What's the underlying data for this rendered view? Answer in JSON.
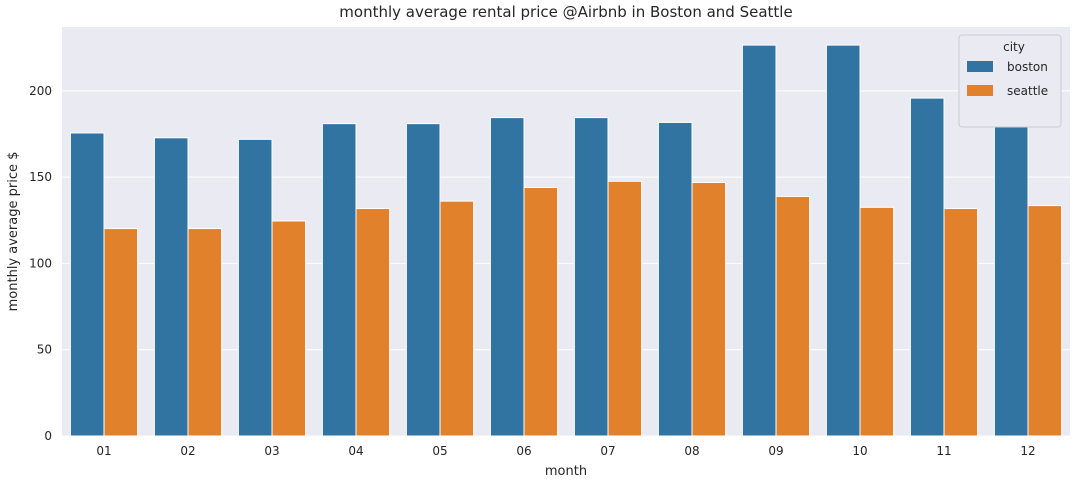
{
  "chart_data": {
    "type": "bar",
    "title": "monthly average rental price @Airbnb in Boston and Seattle",
    "xlabel": "month",
    "ylabel": "monthly average price $",
    "categories": [
      "01",
      "02",
      "03",
      "04",
      "05",
      "06",
      "07",
      "08",
      "09",
      "10",
      "11",
      "12"
    ],
    "series": [
      {
        "name": "boston",
        "color": "#3274a1",
        "values": [
          175.6,
          172.8,
          171.9,
          181.0,
          181.0,
          184.5,
          184.5,
          181.7,
          226.5,
          226.5,
          195.8,
          184.5
        ]
      },
      {
        "name": "seattle",
        "color": "#e1812c",
        "values": [
          120.2,
          120.2,
          124.6,
          131.8,
          136.1,
          144.0,
          147.6,
          146.9,
          138.8,
          132.5,
          131.8,
          133.5
        ]
      }
    ],
    "ylim": [
      0,
      237
    ],
    "yticks": [
      0,
      50,
      100,
      150,
      200
    ],
    "grid": true,
    "legend": {
      "title": "city",
      "placement": "top-right"
    },
    "background_color": "#eaeaf2",
    "grid_color": "#ffffff"
  }
}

What to do
Return the records exactly. Don't carry the pictures over.

Response to this exercise
What's the underlying data for this rendered view? Answer in JSON.
{
  "chart_data": {
    "type": "bar",
    "title": "monthly average rental price @Airbnb in Boston and Seattle",
    "xlabel": "month",
    "ylabel": "monthly average price $",
    "categories": [
      "01",
      "02",
      "03",
      "04",
      "05",
      "06",
      "07",
      "08",
      "09",
      "10",
      "11",
      "12"
    ],
    "series": [
      {
        "name": "boston",
        "color": "#3274a1",
        "values": [
          175.6,
          172.8,
          171.9,
          181.0,
          181.0,
          184.5,
          184.5,
          181.7,
          226.5,
          226.5,
          195.8,
          184.5
        ]
      },
      {
        "name": "seattle",
        "color": "#e1812c",
        "values": [
          120.2,
          120.2,
          124.6,
          131.8,
          136.1,
          144.0,
          147.6,
          146.9,
          138.8,
          132.5,
          131.8,
          133.5
        ]
      }
    ],
    "ylim": [
      0,
      237
    ],
    "yticks": [
      0,
      50,
      100,
      150,
      200
    ],
    "grid": true,
    "legend": {
      "title": "city",
      "placement": "top-right"
    },
    "background_color": "#eaeaf2",
    "grid_color": "#ffffff"
  }
}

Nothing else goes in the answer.